- Work required: From the records below, extract all the text exactly and leave the images behind.

-- START --

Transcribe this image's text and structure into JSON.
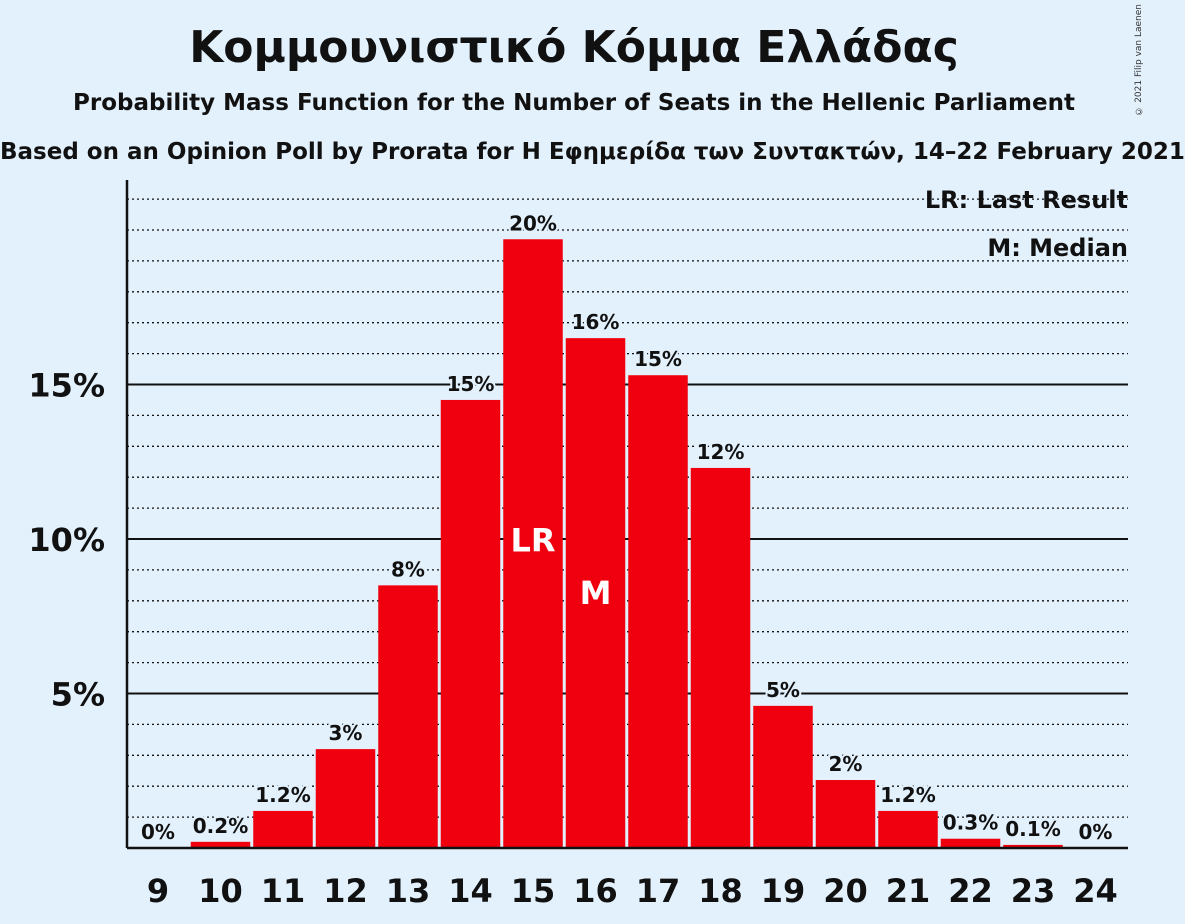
{
  "title": "Κομμουνιστικό Κόμμα Ελλάδας",
  "subtitle": "Probability Mass Function for the Number of Seats in the Hellenic Parliament",
  "subtitle2": "Based on an Opinion Poll by Prorata for Η Εφημερίδα των Συντακτών, 14–22 February 2021",
  "copyright": "© 2021 Filip van Laenen",
  "legend": {
    "last_result": "LR: Last Result",
    "median": "M: Median"
  },
  "colors": {
    "bar": "#f0000e",
    "background": "#e3f1fd"
  },
  "chart_data": {
    "type": "bar",
    "categories": [
      "9",
      "10",
      "11",
      "12",
      "13",
      "14",
      "15",
      "16",
      "17",
      "18",
      "19",
      "20",
      "21",
      "22",
      "23",
      "24"
    ],
    "values": [
      0,
      0.2,
      1.2,
      3.2,
      8.5,
      14.5,
      19.7,
      16.5,
      15.3,
      12.3,
      4.6,
      2.2,
      1.2,
      0.3,
      0.1,
      0
    ],
    "value_labels": [
      "0%",
      "0.2%",
      "1.2%",
      "3%",
      "8%",
      "15%",
      "20%",
      "16%",
      "15%",
      "12%",
      "5%",
      "2%",
      "1.2%",
      "0.3%",
      "0.1%",
      "0%"
    ],
    "ylim": [
      0,
      21.5
    ],
    "yticks": [
      5,
      10,
      15
    ],
    "ytick_labels": [
      "5%",
      "10%",
      "15%"
    ],
    "minor_grid_step": 1,
    "last_result_category": "15",
    "median_category": "16",
    "last_result_marker": "LR",
    "median_marker": "M"
  }
}
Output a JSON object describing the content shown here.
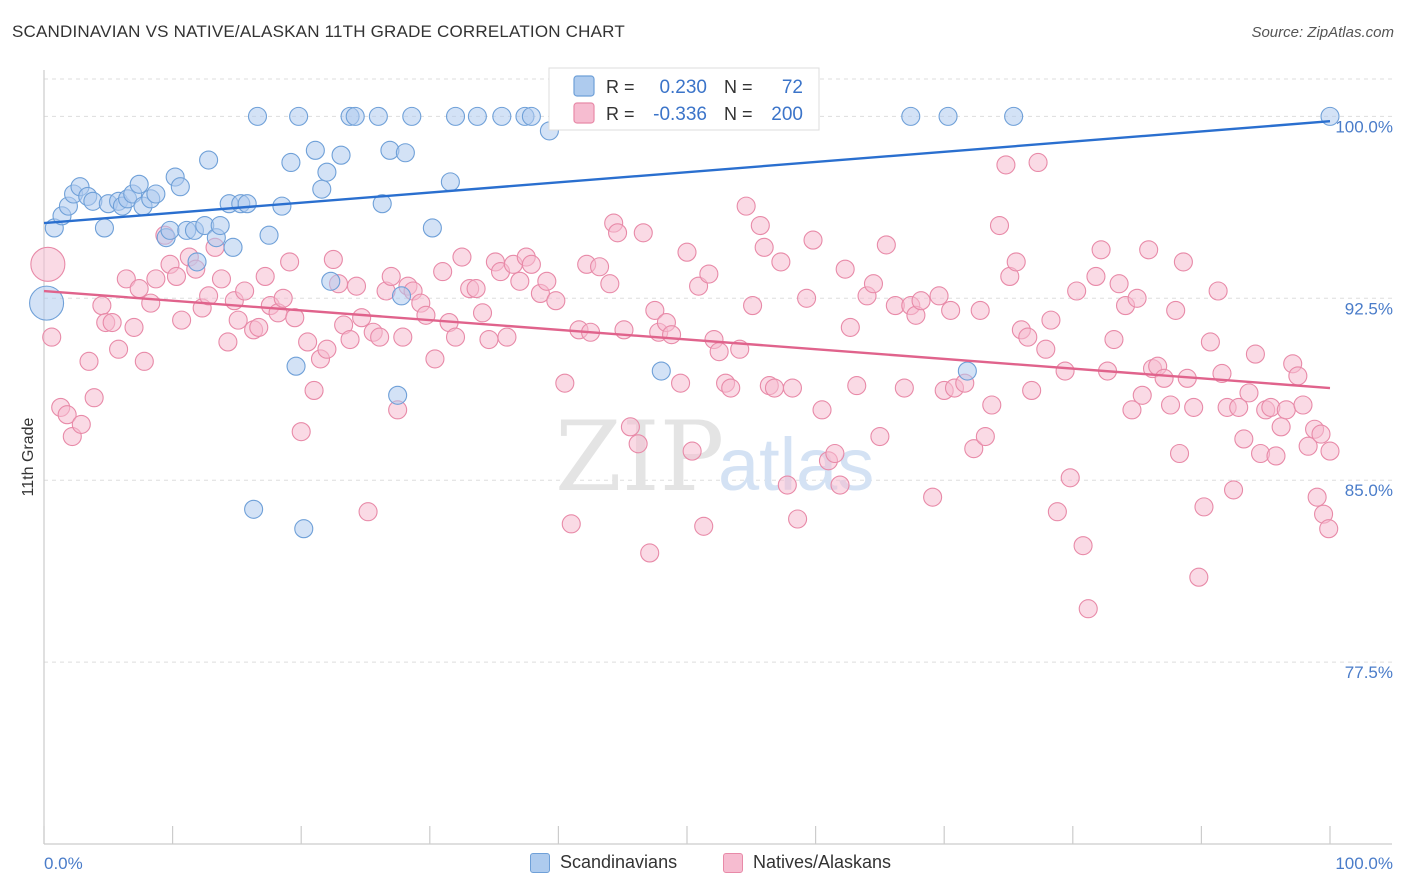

-- END --

- Answer:
Transcribe this image's text and structure into JSON.
{
  "title": "Κομμουνιστικό Κόμμα Ελλάδας",
  "subtitle": "Probability Mass Function for the Number of Seats in the Hellenic Parliament",
  "subtitle2": "Based on an Opinion Poll by Prorata for Η Εφημερίδα των Συντακτών, 14–22 February 2021",
  "copyright": "© 2021 Filip van Laenen",
  "legend": {
    "last_result": "LR: Last Result",
    "median": "M: Median"
  },
  "colors": {
    "bar": "#f0000e",
    "background": "#e3f1fd"
  },
  "chart_data": {
    "type": "bar",
    "categories": [
      "9",
      "10",
      "11",
      "12",
      "13",
      "14",
      "15",
      "16",
      "17",
      "18",
      "19",
      "20",
      "21",
      "22",
      "23",
      "24"
    ],
    "values": [
      0,
      0.2,
      1.2,
      3.2,
      8.5,
      14.5,
      19.7,
      16.5,
      15.3,
      12.3,
      4.6,
      2.2,
      1.2,
      0.3,
      0.1,
      0
    ],
    "value_labels": [
      "0%",
      "0.2%",
      "1.2%",
      "3%",
      "8%",
      "15%",
      "20%",
      "16%",
      "15%",
      "12%",
      "5%",
      "2%",
      "1.2%",
      "0.3%",
      "0.1%",
      "0%"
    ],
    "ylim": [
      0,
      21.5
    ],
    "yticks": [
      5,
      10,
      15
    ],
    "ytick_labels": [
      "5%",
      "10%",
      "15%"
    ],
    "minor_grid_step": 1,
    "last_result_category": "15",
    "median_category": "16",
    "last_result_marker": "LR",
    "median_marker": "M"
  }
}
Output a JSON object describing the content shown here.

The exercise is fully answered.